Your task
Starting with the first line of the items and ending with the line that contains "market-planned: PROPOSED (H2", both included, present each line as one string in a JSON list, omitting any blank lines.

○ ○ ○ ○

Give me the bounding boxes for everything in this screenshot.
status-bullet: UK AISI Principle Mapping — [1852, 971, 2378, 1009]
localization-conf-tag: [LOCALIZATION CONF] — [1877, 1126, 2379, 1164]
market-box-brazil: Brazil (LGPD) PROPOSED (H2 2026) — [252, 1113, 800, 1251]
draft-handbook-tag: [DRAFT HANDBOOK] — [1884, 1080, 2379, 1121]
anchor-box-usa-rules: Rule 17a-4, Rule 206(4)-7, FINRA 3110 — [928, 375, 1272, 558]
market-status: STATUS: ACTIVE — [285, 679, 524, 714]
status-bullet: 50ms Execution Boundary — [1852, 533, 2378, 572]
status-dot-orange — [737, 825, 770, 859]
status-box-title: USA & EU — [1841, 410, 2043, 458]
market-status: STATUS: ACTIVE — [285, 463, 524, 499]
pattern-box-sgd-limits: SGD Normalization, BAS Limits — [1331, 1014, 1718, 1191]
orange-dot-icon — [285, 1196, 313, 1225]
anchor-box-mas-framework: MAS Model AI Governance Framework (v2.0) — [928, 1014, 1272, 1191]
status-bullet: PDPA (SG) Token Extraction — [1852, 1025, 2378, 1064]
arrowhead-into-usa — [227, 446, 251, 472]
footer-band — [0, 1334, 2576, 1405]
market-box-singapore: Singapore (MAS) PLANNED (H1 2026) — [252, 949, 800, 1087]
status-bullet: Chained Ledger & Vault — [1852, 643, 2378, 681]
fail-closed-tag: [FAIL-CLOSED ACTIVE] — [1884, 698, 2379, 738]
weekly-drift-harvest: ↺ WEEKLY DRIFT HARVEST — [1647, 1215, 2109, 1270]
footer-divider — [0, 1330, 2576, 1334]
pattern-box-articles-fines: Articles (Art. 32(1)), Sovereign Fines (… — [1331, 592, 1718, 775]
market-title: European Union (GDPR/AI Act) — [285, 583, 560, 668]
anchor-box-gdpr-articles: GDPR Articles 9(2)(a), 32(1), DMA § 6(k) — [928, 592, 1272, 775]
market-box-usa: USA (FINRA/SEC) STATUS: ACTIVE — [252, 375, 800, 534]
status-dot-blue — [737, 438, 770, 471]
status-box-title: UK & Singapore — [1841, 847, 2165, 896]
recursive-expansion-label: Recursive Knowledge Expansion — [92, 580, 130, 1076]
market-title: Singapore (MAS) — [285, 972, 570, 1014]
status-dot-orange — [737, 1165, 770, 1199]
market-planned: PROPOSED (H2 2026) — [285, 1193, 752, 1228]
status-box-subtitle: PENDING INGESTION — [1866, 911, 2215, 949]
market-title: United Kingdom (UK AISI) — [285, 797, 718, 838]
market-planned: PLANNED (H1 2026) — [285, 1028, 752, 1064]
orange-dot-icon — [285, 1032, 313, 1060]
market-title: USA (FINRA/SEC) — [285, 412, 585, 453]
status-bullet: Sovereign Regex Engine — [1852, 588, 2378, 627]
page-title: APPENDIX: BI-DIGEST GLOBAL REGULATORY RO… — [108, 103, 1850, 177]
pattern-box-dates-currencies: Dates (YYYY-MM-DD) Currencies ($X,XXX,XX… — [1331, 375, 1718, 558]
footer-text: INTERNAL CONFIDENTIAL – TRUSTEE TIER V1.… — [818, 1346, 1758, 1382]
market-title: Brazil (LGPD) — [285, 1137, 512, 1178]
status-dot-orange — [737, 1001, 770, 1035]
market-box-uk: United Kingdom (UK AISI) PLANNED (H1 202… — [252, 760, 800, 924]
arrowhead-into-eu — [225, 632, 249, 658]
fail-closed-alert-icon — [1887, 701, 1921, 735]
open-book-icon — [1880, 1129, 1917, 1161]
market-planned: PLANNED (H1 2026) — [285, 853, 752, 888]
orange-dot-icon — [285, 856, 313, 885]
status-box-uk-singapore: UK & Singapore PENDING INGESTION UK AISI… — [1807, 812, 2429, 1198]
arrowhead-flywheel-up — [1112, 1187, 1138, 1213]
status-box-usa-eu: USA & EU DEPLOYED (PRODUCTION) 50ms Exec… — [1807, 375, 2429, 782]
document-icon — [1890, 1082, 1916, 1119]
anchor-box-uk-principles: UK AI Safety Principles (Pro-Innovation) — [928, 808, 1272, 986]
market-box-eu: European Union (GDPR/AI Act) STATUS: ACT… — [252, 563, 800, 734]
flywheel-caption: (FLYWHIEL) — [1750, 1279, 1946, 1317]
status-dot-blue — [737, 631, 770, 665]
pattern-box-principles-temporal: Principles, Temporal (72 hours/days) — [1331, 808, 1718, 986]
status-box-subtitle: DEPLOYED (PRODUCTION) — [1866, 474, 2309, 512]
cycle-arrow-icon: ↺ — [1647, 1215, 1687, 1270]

○ ○ ○ ○

Response to the task
[
  "Give me the bounding boxes for everything in this screenshot.",
  "status-bullet: UK AISI Principle Mapping — [1852, 971, 2378, 1009]",
  "localization-conf-tag: [LOCALIZATION CONF] — [1877, 1126, 2379, 1164]",
  "market-box-brazil: Brazil (LGPD) PROPOSED (H2 2026) — [252, 1113, 800, 1251]",
  "draft-handbook-tag: [DRAFT HANDBOOK] — [1884, 1080, 2379, 1121]",
  "anchor-box-usa-rules: Rule 17a-4, Rule 206(4)-7, FINRA 3110 — [928, 375, 1272, 558]",
  "market-status: STATUS: ACTIVE — [285, 679, 524, 714]",
  "status-bullet: 50ms Execution Boundary — [1852, 533, 2378, 572]",
  "status-dot-orange — [737, 825, 770, 859]",
  "status-box-title: USA & EU — [1841, 410, 2043, 458]",
  "market-status: STATUS: ACTIVE — [285, 463, 524, 499]",
  "pattern-box-sgd-limits: SGD Normalization, BAS Limits — [1331, 1014, 1718, 1191]",
  "orange-dot-icon — [285, 1196, 313, 1225]",
  "anchor-box-mas-framework: MAS Model AI Governance Framework (v2.0) — [928, 1014, 1272, 1191]",
  "status-bullet: PDPA (SG) Token Extraction — [1852, 1025, 2378, 1064]",
  "arrowhead-into-usa — [227, 446, 251, 472]",
  "footer-band — [0, 1334, 2576, 1405]",
  "market-box-singapore: Singapore (MAS) PLANNED (H1 2026) — [252, 949, 800, 1087]",
  "status-bullet: Chained Ledger & Vault — [1852, 643, 2378, 681]",
  "fail-closed-tag: [FAIL-CLOSED ACTIVE] — [1884, 698, 2379, 738]",
  "weekly-drift-harvest: ↺ WEEKLY DRIFT HARVEST — [1647, 1215, 2109, 1270]",
  "footer-divider — [0, 1330, 2576, 1334]",
  "pattern-box-articles-fines: Articles (Art. 32(1)), Sovereign Fines (… — [1331, 592, 1718, 775]",
  "market-title: European Union (GDPR/AI Act) — [285, 583, 560, 668]",
  "anchor-box-gdpr-articles: GDPR Articles 9(2)(a), 32(1), DMA § 6(k) — [928, 592, 1272, 775]",
  "market-box-usa: USA (FINRA/SEC) STATUS: ACTIVE — [252, 375, 800, 534]",
  "status-dot-blue — [737, 438, 770, 471]",
  "status-box-title: UK & Singapore — [1841, 847, 2165, 896]",
  "recursive-expansion-label: Recursive Knowledge Expansion — [92, 580, 130, 1076]",
  "market-title: Singapore (MAS) — [285, 972, 570, 1014]",
  "status-dot-orange — [737, 1165, 770, 1199]",
  "market-planned: PROPOSED (H2 2026) — [285, 1193, 752, 1228]"
]